§ Task to carry out
Reproduce all records exactly.

----- Material provided

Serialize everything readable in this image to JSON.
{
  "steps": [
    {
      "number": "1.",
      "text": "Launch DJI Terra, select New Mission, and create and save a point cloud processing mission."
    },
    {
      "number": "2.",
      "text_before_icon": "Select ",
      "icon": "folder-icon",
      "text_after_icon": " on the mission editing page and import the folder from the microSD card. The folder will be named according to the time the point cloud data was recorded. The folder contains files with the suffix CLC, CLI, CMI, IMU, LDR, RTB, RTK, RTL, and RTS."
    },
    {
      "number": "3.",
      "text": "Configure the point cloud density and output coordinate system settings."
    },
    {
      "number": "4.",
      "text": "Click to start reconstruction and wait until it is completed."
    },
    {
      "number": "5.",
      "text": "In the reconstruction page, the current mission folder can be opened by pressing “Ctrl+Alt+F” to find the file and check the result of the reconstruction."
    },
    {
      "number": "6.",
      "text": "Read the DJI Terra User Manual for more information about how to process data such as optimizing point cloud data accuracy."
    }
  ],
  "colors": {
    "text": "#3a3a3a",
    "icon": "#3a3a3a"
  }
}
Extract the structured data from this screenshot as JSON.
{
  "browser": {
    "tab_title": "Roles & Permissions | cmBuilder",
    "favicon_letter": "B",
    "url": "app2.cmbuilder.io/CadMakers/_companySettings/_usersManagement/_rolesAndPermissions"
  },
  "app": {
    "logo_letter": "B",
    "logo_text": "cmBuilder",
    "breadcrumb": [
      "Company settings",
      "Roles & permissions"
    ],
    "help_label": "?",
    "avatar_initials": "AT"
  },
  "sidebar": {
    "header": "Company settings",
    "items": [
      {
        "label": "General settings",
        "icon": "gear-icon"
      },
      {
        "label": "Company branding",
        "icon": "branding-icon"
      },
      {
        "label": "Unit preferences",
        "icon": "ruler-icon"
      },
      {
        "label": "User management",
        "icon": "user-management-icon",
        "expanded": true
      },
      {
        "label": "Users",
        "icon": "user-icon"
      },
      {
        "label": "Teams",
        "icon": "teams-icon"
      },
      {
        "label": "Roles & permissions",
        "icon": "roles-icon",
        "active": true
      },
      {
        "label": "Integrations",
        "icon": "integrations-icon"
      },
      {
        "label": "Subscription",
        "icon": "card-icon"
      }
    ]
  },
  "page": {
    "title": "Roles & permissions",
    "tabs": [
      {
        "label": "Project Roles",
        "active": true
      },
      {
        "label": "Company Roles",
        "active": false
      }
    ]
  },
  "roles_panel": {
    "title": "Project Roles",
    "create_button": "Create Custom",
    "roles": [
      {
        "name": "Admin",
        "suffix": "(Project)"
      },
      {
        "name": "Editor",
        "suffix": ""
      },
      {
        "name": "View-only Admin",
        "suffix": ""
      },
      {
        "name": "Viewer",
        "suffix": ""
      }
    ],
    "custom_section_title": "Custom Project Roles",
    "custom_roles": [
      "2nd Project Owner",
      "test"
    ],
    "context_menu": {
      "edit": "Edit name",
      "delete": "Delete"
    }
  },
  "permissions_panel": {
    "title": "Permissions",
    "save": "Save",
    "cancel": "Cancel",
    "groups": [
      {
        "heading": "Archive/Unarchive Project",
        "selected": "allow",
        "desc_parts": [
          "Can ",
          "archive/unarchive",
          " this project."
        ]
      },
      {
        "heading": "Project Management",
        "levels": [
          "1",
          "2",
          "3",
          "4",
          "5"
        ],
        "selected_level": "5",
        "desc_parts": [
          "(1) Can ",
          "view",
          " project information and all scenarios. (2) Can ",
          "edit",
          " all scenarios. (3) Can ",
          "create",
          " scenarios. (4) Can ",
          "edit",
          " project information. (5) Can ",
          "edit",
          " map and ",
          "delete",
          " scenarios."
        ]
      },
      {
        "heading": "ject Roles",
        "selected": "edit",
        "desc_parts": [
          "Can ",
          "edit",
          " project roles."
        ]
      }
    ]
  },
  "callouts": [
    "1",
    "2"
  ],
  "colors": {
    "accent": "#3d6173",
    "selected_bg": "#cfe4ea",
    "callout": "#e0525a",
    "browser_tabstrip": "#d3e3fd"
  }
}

----------

§ Answer below
Serialize everything readable in this image to JSON.
{
  "steps": [
    {
      "number": "1.",
      "text": "Launch DJI Terra, select New Mission, and create and save a point cloud processing mission."
    },
    {
      "number": "2.",
      "text_before_icon": "Select ",
      "icon": "folder-icon",
      "text_after_icon": " on the mission editing page and import the folder from the microSD card. The folder will be named according to the time the point cloud data was recorded. The folder contains files with the suffix CLC, CLI, CMI, IMU, LDR, RTB, RTK, RTL, and RTS."
    },
    {
      "number": "3.",
      "text": "Configure the point cloud density and output coordinate system settings."
    },
    {
      "number": "4.",
      "text": "Click to start reconstruction and wait until it is completed."
    },
    {
      "number": "5.",
      "text": "In the reconstruction page, the current mission folder can be opened by pressing “Ctrl+Alt+F” to find the file and check the result of the reconstruction."
    },
    {
      "number": "6.",
      "text": "Read the DJI Terra User Manual for more information about how to process data such as optimizing point cloud data accuracy."
    }
  ],
  "colors": {
    "text": "#3a3a3a",
    "icon": "#3a3a3a"
  }
}
Extract the structured data from this screenshot as JSON.
{
  "browser": {
    "tab_title": "Roles & Permissions | cmBuilder",
    "favicon_letter": "B",
    "url": "app2.cmbuilder.io/CadMakers/_companySettings/_usersManagement/_rolesAndPermissions"
  },
  "app": {
    "logo_letter": "B",
    "logo_text": "cmBuilder",
    "breadcrumb": [
      "Company settings",
      "Roles & permissions"
    ],
    "help_label": "?",
    "avatar_initials": "AT"
  },
  "sidebar": {
    "header": "Company settings",
    "items": [
      {
        "label": "General settings",
        "icon": "gear-icon"
      },
      {
        "label": "Company branding",
        "icon": "branding-icon"
      },
      {
        "label": "Unit preferences",
        "icon": "ruler-icon"
      },
      {
        "label": "User management",
        "icon": "user-management-icon",
        "expanded": true
      },
      {
        "label": "Users",
        "icon": "user-icon"
      },
      {
        "label": "Teams",
        "icon": "teams-icon"
      },
      {
        "label": "Roles & permissions",
        "icon": "roles-icon",
        "active": true
      },
      {
        "label": "Integrations",
        "icon": "integrations-icon"
      },
      {
        "label": "Subscription",
        "icon": "card-icon"
      }
    ]
  },
  "page": {
    "title": "Roles & permissions",
    "tabs": [
      {
        "label": "Project Roles",
        "active": true
      },
      {
        "label": "Company Roles",
        "active": false
      }
    ]
  },
  "roles_panel": {
    "title": "Project Roles",
    "create_button": "Create Custom",
    "roles": [
      {
        "name": "Admin",
        "suffix": "(Project)"
      },
      {
        "name": "Editor",
        "suffix": ""
      },
      {
        "name": "View-only Admin",
        "suffix": ""
      },
      {
        "name": "Viewer",
        "suffix": ""
      }
    ],
    "custom_section_title": "Custom Project Roles",
    "custom_roles": [
      "2nd Project Owner",
      "test"
    ],
    "context_menu": {
      "edit": "Edit name",
      "delete": "Delete"
    }
  },
  "permissions_panel": {
    "title": "Permissions",
    "save": "Save",
    "cancel": "Cancel",
    "groups": [
      {
        "heading": "Archive/Unarchive Project",
        "selected": "allow",
        "desc_parts": [
          "Can ",
          "archive/unarchive",
          " this project."
        ]
      },
      {
        "heading": "Project Management",
        "levels": [
          "1",
          "2",
          "3",
          "4",
          "5"
        ],
        "selected_level": "5",
        "desc_parts": [
          "(1) Can ",
          "view",
          " project information and all scenarios. (2) Can ",
          "edit",
          " all scenarios. (3) Can ",
          "create",
          " scenarios. (4) Can ",
          "edit",
          " project information. (5) Can ",
          "edit",
          " map and ",
          "delete",
          " scenarios."
        ]
      },
      {
        "heading": "ject Roles",
        "selected": "edit",
        "desc_parts": [
          "Can ",
          "edit",
          " project roles."
        ]
      }
    ]
  },
  "callouts": [
    "1",
    "2"
  ],
  "colors": {
    "accent": "#3d6173",
    "selected_bg": "#cfe4ea",
    "callout": "#e0525a",
    "browser_tabstrip": "#d3e3fd"
  }
}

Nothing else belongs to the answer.